| WORK TO DO |
Below is a listing; copy all of it exactly.

| DATA FOR THIS EXERCISE |
········

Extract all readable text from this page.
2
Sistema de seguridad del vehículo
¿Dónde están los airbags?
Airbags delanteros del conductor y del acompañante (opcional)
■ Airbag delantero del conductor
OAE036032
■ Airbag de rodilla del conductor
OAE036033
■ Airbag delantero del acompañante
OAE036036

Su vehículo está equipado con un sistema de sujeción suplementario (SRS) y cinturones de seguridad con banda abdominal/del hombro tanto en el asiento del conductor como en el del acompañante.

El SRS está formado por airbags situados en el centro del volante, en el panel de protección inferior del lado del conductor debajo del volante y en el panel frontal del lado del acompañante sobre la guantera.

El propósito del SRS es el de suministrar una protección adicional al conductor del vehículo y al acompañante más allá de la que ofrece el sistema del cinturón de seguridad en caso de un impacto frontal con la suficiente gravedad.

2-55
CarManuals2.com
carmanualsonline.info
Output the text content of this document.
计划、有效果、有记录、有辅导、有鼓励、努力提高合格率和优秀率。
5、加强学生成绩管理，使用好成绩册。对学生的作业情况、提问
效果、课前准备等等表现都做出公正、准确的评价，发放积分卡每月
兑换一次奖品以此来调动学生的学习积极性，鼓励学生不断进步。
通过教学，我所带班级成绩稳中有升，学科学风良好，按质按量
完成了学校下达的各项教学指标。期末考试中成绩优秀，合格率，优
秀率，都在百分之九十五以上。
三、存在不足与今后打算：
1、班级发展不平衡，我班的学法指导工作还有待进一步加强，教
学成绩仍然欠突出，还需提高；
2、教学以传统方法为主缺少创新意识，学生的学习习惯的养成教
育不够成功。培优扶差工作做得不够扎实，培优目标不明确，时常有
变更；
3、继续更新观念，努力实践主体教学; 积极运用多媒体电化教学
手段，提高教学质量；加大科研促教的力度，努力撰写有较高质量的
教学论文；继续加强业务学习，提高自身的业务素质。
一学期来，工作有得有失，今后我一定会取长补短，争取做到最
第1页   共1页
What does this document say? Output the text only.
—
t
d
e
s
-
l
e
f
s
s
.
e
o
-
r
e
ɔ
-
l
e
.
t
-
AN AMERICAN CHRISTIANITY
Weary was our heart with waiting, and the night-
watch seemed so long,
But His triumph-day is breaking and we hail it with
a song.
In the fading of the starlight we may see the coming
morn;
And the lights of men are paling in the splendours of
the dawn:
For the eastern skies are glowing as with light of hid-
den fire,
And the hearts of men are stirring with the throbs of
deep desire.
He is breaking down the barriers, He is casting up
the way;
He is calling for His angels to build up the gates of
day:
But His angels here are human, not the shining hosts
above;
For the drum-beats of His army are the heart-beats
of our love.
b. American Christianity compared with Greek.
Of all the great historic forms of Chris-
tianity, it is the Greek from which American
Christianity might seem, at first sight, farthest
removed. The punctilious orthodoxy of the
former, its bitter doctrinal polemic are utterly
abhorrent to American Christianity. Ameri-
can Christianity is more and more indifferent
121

········

| FINISHED TASK |
Extract all readable text from this page.
2
Sistema de seguridad del vehículo
¿Dónde están los airbags?
Airbags delanteros del conductor y del acompañante (opcional)
■ Airbag delantero del conductor
OAE036032
■ Airbag de rodilla del conductor
OAE036033
■ Airbag delantero del acompañante
OAE036036

Su vehículo está equipado con un sistema de sujeción suplementario (SRS) y cinturones de seguridad con banda abdominal/del hombro tanto en el asiento del conductor como en el del acompañante.

El SRS está formado por airbags situados en el centro del volante, en el panel de protección inferior del lado del conductor debajo del volante y en el panel frontal del lado del acompañante sobre la guantera.

El propósito del SRS es el de suministrar una protección adicional al conductor del vehículo y al acompañante más allá de la que ofrece el sistema del cinturón de seguridad en caso de un impacto frontal con la suficiente gravedad.

2-55
CarManuals2.com
carmanualsonline.info
Output the text content of this document.
计划、有效果、有记录、有辅导、有鼓励、努力提高合格率和优秀率。
5、加强学生成绩管理，使用好成绩册。对学生的作业情况、提问
效果、课前准备等等表现都做出公正、准确的评价，发放积分卡每月
兑换一次奖品以此来调动学生的学习积极性，鼓励学生不断进步。
通过教学，我所带班级成绩稳中有升，学科学风良好，按质按量
完成了学校下达的各项教学指标。期末考试中成绩优秀，合格率，优
秀率，都在百分之九十五以上。
三、存在不足与今后打算：
1、班级发展不平衡，我班的学法指导工作还有待进一步加强，教
学成绩仍然欠突出，还需提高；
2、教学以传统方法为主缺少创新意识，学生的学习习惯的养成教
育不够成功。培优扶差工作做得不够扎实，培优目标不明确，时常有
变更；
3、继续更新观念，努力实践主体教学; 积极运用多媒体电化教学
手段，提高教学质量；加大科研促教的力度，努力撰写有较高质量的
教学论文；继续加强业务学习，提高自身的业务素质。
一学期来，工作有得有失，今后我一定会取长补短，争取做到最
第1页   共1页
What does this document say? Output the text only.
—
t
d
e
s
-
l
e
f
s
s
.
e
o
-
r
e
ɔ
-
l
e
.
t
-
AN AMERICAN CHRISTIANITY
Weary was our heart with waiting, and the night-
watch seemed so long,
But His triumph-day is breaking and we hail it with
a song.
In the fading of the starlight we may see the coming
morn;
And the lights of men are paling in the splendours of
the dawn:
For the eastern skies are glowing as with light of hid-
den fire,
And the hearts of men are stirring with the throbs of
deep desire.
He is breaking down the barriers, He is casting up
the way;
He is calling for His angels to build up the gates of
day:
But His angels here are human, not the shining hosts
above;
For the drum-beats of His army are the heart-beats
of our love.
b. American Christianity compared with Greek.
Of all the great historic forms of Chris-
tianity, it is the Greek from which American
Christianity might seem, at first sight, farthest
removed. The punctilious orthodoxy of the
former, its bitter doctrinal polemic are utterly
abhorrent to American Christianity. Ameri-
can Christianity is more and more indifferent
121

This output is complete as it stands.